PAGE TEXT start

On Sep 16, 2009 at 16:11, inge <inge(a)legos.fr> wrote:
Andrei,
Thanks for your update on this.
As the conditions for the bug to appear is quite erratic (seems to be
several INVITE sent to the gateway in a row, that make it sending a "482
Loop Detected" leading to the crashing ACK), we do not manage to
reproduce this.
I never saw this on our 0.9.7pre1 lab version, but this one is quite
empty and relays only a few test calls compared to our production 0.9.5
one serving severeal thousand of end users.
Is there any explanation on how we can have an <out of bound memory
address> for the local_totag of the 100-ed tm entry ?
Either some module corrupts shared memory somehow (very hard to find
out), or a deleted transaction is somehow used (e.g. race condition, the
transaction is found in the list, but deleted immediately before being
accessed).
Is there any way to check if the memory address is OK before passing it
to memcmp ?
Yes, you could check that, but it wouldn't help. That bad address means
that things are very wrong. You could avoid the memcpy, but you'll most
likely only delay the crash.
What you could do is add some LOG() statements and log all the fields of
the transaction when the address is wrong (but the information is about
the same that you would get from a coredump when ser is compiled with
debugging).
This has not been modified in t_lookup.c from v0.9.7
nor v2.0 (attached)
Yes, but the problem is not in the place where it crashes, it's somewhere
else.
Both 0.9.7 and 0.9.4 are very old and I don't really remember all the
fixes that went in (the cvs log is helpful, but does not tell the whole
story). I wouldn't want to spend a lot of time debugging 0.9.4, just to
find out in the end that the bug was fixed in 0.9.7, especially since
there were non-trivial tm changes between the two.
Andrei

PAGE TEXT end
EXTRACTED DATA start

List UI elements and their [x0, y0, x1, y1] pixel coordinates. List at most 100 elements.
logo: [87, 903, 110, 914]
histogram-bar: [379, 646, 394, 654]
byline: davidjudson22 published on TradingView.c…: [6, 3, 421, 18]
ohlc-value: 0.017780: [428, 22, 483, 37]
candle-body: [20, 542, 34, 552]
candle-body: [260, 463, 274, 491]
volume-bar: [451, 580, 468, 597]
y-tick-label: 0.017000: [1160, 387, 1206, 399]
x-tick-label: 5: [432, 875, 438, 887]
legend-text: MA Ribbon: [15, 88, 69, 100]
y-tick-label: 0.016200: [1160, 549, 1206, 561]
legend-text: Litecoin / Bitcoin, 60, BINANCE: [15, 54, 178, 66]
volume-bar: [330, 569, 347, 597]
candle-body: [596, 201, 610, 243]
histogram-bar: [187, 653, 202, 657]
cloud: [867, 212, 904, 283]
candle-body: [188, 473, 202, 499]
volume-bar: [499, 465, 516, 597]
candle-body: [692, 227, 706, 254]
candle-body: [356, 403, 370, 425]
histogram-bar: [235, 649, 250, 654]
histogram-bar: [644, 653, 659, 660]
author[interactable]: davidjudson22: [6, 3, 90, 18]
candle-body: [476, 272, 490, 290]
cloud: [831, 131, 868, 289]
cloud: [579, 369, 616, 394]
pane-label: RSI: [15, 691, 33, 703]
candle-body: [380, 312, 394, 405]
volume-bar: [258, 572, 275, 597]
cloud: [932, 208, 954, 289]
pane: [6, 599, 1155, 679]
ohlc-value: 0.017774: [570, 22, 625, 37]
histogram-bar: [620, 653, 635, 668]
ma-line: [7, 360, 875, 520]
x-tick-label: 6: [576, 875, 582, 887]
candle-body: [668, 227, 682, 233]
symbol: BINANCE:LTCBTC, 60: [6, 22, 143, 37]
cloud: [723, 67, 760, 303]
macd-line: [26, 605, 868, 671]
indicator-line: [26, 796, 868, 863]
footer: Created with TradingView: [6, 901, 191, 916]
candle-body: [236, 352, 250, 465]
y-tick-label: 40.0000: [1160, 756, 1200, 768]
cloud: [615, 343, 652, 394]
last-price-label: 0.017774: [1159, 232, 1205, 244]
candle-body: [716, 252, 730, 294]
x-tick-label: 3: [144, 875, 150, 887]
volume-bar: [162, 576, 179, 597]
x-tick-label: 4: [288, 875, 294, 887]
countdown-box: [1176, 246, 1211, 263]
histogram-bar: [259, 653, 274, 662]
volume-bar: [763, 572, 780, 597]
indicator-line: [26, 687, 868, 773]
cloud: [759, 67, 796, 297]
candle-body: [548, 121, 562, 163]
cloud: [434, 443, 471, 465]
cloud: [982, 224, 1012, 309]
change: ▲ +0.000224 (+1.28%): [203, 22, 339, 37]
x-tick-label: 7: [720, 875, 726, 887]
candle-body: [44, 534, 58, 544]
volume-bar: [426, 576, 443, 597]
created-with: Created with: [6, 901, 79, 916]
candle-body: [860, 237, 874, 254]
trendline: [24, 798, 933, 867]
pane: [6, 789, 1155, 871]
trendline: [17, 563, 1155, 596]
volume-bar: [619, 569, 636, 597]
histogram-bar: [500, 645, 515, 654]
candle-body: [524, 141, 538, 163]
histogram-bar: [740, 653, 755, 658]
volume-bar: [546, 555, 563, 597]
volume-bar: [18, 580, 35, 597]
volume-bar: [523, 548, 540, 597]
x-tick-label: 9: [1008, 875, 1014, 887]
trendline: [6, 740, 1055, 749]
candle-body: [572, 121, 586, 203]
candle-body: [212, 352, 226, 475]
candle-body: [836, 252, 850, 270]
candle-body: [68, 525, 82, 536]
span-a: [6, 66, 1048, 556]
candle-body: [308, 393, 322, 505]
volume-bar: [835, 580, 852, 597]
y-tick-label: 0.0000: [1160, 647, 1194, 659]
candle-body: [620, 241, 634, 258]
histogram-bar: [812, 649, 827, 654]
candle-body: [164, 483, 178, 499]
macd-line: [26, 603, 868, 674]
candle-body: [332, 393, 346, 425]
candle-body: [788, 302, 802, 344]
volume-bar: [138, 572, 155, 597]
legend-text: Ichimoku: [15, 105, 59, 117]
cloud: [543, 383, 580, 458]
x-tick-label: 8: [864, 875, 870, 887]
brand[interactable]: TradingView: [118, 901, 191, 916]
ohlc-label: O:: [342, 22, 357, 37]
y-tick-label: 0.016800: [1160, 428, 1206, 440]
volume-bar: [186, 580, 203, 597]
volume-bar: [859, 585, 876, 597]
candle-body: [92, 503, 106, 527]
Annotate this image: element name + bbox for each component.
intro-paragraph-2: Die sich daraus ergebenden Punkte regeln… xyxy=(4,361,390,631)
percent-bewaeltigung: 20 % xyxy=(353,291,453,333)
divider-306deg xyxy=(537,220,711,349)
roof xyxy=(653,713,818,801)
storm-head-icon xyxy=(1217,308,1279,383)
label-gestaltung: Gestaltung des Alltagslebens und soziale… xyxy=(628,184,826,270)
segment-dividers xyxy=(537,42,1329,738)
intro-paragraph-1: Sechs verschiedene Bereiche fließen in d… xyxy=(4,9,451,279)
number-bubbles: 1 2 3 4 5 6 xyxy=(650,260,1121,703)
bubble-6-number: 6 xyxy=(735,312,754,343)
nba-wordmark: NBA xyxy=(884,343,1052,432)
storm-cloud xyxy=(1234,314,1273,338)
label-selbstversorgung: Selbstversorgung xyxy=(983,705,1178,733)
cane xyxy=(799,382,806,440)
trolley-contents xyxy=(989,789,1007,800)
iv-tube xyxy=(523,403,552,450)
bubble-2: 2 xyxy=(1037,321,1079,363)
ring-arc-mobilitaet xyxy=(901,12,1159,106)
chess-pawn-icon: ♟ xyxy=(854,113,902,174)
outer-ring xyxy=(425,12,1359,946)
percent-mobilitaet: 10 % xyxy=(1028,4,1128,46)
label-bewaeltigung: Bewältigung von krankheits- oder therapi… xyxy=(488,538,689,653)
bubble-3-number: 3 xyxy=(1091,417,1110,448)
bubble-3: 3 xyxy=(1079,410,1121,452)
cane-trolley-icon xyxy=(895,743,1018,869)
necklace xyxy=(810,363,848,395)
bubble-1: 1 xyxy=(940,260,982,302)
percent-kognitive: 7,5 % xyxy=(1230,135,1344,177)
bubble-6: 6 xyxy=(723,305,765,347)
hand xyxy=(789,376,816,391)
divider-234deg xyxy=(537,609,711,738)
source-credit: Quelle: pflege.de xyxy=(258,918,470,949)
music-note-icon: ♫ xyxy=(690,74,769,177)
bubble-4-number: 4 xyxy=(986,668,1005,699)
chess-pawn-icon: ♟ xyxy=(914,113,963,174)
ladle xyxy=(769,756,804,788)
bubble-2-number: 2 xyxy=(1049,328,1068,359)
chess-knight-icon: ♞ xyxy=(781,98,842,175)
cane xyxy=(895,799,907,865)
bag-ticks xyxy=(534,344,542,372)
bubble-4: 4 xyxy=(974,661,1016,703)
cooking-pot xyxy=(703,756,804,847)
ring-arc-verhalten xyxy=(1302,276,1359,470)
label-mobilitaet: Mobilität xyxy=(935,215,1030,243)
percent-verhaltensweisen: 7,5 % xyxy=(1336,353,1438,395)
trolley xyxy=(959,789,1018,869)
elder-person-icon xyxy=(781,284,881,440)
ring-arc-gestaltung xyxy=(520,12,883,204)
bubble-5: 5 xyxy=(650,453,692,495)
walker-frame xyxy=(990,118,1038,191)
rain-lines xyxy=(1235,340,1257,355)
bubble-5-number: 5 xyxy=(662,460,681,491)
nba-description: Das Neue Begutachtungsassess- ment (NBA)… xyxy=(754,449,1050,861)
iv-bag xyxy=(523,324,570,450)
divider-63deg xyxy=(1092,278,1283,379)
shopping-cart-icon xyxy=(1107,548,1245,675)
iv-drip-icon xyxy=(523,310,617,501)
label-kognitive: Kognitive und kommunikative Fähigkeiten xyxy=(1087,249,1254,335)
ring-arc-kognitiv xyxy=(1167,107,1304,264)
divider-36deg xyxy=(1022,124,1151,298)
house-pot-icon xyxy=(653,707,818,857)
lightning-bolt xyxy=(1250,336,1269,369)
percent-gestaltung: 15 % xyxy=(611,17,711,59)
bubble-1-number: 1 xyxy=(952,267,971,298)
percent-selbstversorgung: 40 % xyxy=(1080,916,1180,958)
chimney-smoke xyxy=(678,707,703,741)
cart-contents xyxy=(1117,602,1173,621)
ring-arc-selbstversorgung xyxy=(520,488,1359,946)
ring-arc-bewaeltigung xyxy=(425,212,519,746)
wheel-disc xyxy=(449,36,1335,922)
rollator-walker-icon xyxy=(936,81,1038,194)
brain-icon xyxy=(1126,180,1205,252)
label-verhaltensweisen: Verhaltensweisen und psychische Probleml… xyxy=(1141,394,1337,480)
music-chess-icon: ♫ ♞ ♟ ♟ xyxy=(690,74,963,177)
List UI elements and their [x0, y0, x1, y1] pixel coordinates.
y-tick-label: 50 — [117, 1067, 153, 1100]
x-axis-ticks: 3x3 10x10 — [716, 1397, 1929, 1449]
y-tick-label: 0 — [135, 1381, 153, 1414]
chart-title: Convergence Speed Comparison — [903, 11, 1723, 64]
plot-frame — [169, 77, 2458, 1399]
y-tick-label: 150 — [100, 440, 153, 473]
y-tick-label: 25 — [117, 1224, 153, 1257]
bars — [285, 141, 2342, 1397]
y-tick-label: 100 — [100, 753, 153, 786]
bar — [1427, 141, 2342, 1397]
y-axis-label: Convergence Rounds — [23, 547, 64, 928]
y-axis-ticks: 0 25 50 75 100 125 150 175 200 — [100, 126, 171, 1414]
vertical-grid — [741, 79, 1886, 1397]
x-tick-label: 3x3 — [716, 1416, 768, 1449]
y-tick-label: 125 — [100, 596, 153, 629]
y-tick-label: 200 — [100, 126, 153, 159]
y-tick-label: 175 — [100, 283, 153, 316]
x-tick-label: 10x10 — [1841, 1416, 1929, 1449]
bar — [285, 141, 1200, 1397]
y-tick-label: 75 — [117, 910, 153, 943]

EXTRACTED DATA end

● SET TASKS
1. Shorten the paragraph of the SER crash discussion that begins "Both 0.9.7 and 0.9.4", keeping its main facts.
2. Print the passage of the SER crash discussion starting with "On Sep 16, 2009" and going on through "100-ed tm entry ?".

● RESULTS BY TASK
1. Versions 0.9.7 and 0.9.4 are both very old, and not all the fixes made between them are remembered; the cvs log helps but doesn't tell everything. Spending much time debugging 0.9.4 is not worthwhile if the bug may turn out to be fixed in 0.9.7, especially given the non-trivial tm changes between the two.

2.
On Sep 16, 2009 at 16:11, inge <inge(a)legos.fr> wrote:
Andrei,
Thanks for your update on this.
As the conditions for the bug to appear is quite erratic (seems to be
several INVITE sent to the gateway in a row, that make it sending a "482
Loop Detected" leading to the crashing ACK), we do not manage to
reproduce this.
I never saw this on our 0.9.7pre1 lab version, but this one is quite
empty and relays only a few test calls compared to our production 0.9.5
one serving severeal thousand of end users.
Is there any explanation on how we can have an <out of bound memory
address> for the local_totag of the 100-ed tm entry ?